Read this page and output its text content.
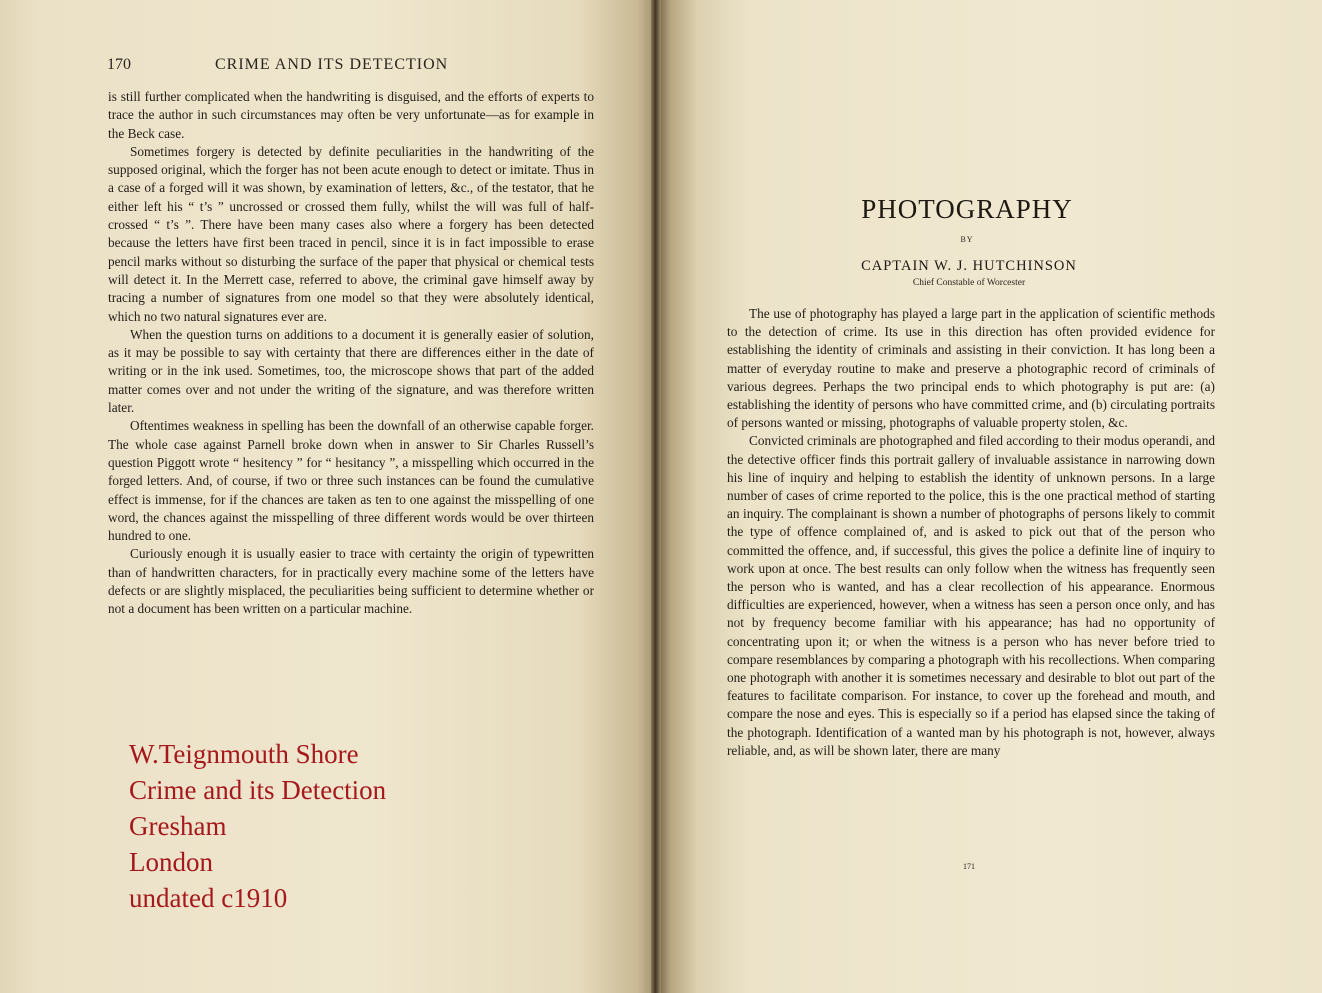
170	CRIME AND ITS DETECTION

is still further complicated when the handwriting is disguised, and the efforts of experts to trace the author in such circumstances may often be very unfortunate—as for example in the Beck case.

Sometimes forgery is detected by definite peculiarities in the handwriting of the supposed original, which the forger has not been acute enough to detect or imitate. Thus in a case of a forged will it was shown, by examination of letters, &c., of the testator, that he either left his “ t’s ” uncrossed or crossed them fully, whilst the will was full of half-crossed “ t’s ”. There have been many cases also where a forgery has been detected because the letters have first been traced in pencil, since it is in fact impossible to erase pencil marks without so disturbing the surface of the paper that physical or chemical tests will detect it. In the Merrett case, referred to above, the criminal gave himself away by tracing a number of signatures from one model so that they were absolutely identical, which no two natural signatures ever are.

When the question turns on additions to a document it is generally easier of solution, as it may be possible to say with certainty that there are differences either in the date of writing or in the ink used. Sometimes, too, the microscope shows that part of the added matter comes over and not under the writing of the signature, and was therefore written later.

Oftentimes weakness in spelling has been the downfall of an otherwise capable forger. The whole case against Parnell broke down when in answer to Sir Charles Russell’s question Piggott wrote “ hesitency ” for “ hesitancy ”, a misspelling which occurred in the forged letters. And, of course, if two or three such instances can be found the cumulative effect is immense, for if the chances are taken as ten to one against the misspelling of one word, the chances against the misspelling of three different words would be over thirteen hundred to one.

Curiously enough it is usually easier to trace with certainty the origin of typewritten than of handwritten characters, for in practically every machine some of the letters have defects or are slightly misplaced, the peculiarities being sufficient to determine whether or not a document has been written on a particular machine.

W.Teignmouth Shore
Crime and its Detection
Gresham
London
undated c1910
PHOTOGRAPHY
BY
CAPTAIN W. J. HUTCHINSON
Chief Constable of Worcester

The use of photography has played a large part in the application of scientific methods to the detection of crime. Its use in this direction has often provided evidence for establishing the identity of criminals and assisting in their conviction. It has long been a matter of everyday routine to make and preserve a photographic record of criminals of various degrees. Perhaps the two principal ends to which photography is put are: (a) establishing the identity of persons who have committed crime, and (b) circulating portraits of persons wanted or missing, photographs of valuable property stolen, &c.

Convicted criminals are photographed and filed according to their modus operandi, and the detective officer finds this portrait gallery of invaluable assistance in narrowing down his line of inquiry and helping to establish the identity of unknown persons. In a large number of cases of crime reported to the police, this is the one practical method of starting an inquiry. The complainant is shown a number of photographs of persons likely to commit the type of offence complained of, and is asked to pick out that of the person who committed the offence, and, if successful, this gives the police a definite line of inquiry to work upon at once. The best results can only follow when the witness has frequently seen the person who is wanted, and has a clear recollection of his appearance. Enormous difficulties are experienced, however, when a witness has seen a person once only, and has not by frequency become familiar with his appearance; has had no opportunity of concentrating upon it; or when the witness is a person who has never before tried to compare resemblances by comparing a photograph with his recollections. When comparing one photograph with another it is sometimes necessary and desirable to blot out part of the features to facilitate comparison. For instance, to cover up the forehead and mouth, and compare the nose and eyes. This is especially so if a period has elapsed since the taking of the photograph. Identification of a wanted man by his photograph is not, however, always reliable, and, as will be shown later, there are many

171
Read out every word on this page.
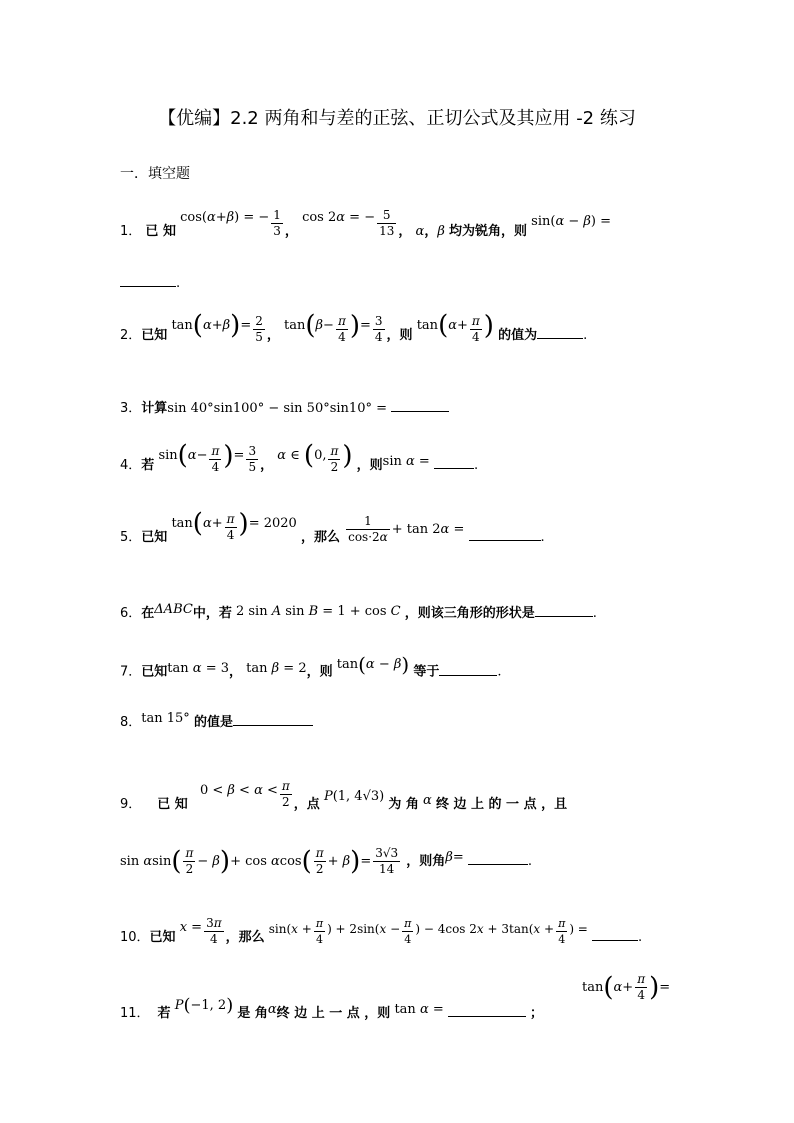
【优编】2.2 两角和与差的正弦、正切公式及其应用 -2 练习
一．填空题
1． 已 知 cos(α+β) = − $\frac{1}{3}$ ， cos 2α = − $\frac{5}{13}$ ， α，β 均为锐角，则 sin(α − β) =
.
2．已知 $\tan(\alpha+\beta)= \frac{2}{5}$ ， $\tan(\beta- \frac{\pi}{4}$ )= $\frac{3}{4}$ ，则 $\tan(\alpha+ \frac{\pi}{4}$ ) 的值为	.
3．计算sin 40°sin100° − sin 50°sin10° =
4．若 $\sin(\alpha- \frac{\pi}{4}$ )= $\frac{3}{5}$ ， α ∈ (0, $\frac{\pi}{2}$ ) ，则sin α =	.
5．已知 $\tan(\alpha+ \frac{\pi}{4}$ )= 2020 ，那么 $\frac{1}{\cos\cdot 2\alpha} + \tan 2\alpha$ = .
6．在ΔABC中，若 2 sin A sin B = 1 + cos C ，则该三角形的形状是	.
7．已知tan α = 3， tan β = 2，则 tan(α − β) 等于	.
8．tan 15° 的值是
9． 已 知 $0 < \beta < \alpha < \frac{\pi}{2}$ ，点 P(1, 4√3) 为 角 α 终 边 上 的 一 点 ，且
$\sin \alpha\sin( \frac{\pi}{2} - \beta)+ \cos \alpha\cos( \frac{\pi}{2} + \beta)= \frac{3√3}{14}$ ，则角β=	.
10．已知 $x = \frac{3\pi}{4}$ ，那么 $\sin(x + \frac{\pi}{4}$ ) + $2\sin(x - \frac{\pi}{4}$ ) − 4cos $2x + 3\tan(x + \frac{\pi}{4}$ ) = .
11． 若 P(−1, 2) 是 角α终 边 上 一 点 ，则 tan α =	；
$\tan(\alpha+ \frac{\pi}{4}$ )=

--*--

What needs to be done: Extract every line above that contains the word "certainty".

Solution for this problem:
When the question turns on additions to a document it is generally easier of solution, as it may be possible to say with certainty that there are differences either in the date of writing or in the ink used. Sometimes, too, the microscope shows that part of the added matter comes over and not under the writing of the signature, and was therefore written later.
Curiously enough it is usually easier to trace with certainty the origin of typewritten than of handwritten characters, for in practically every machine some of the letters have defects or are slightly misplaced, the peculiarities being sufficient to determine whether or not a document has been written on a particular machine.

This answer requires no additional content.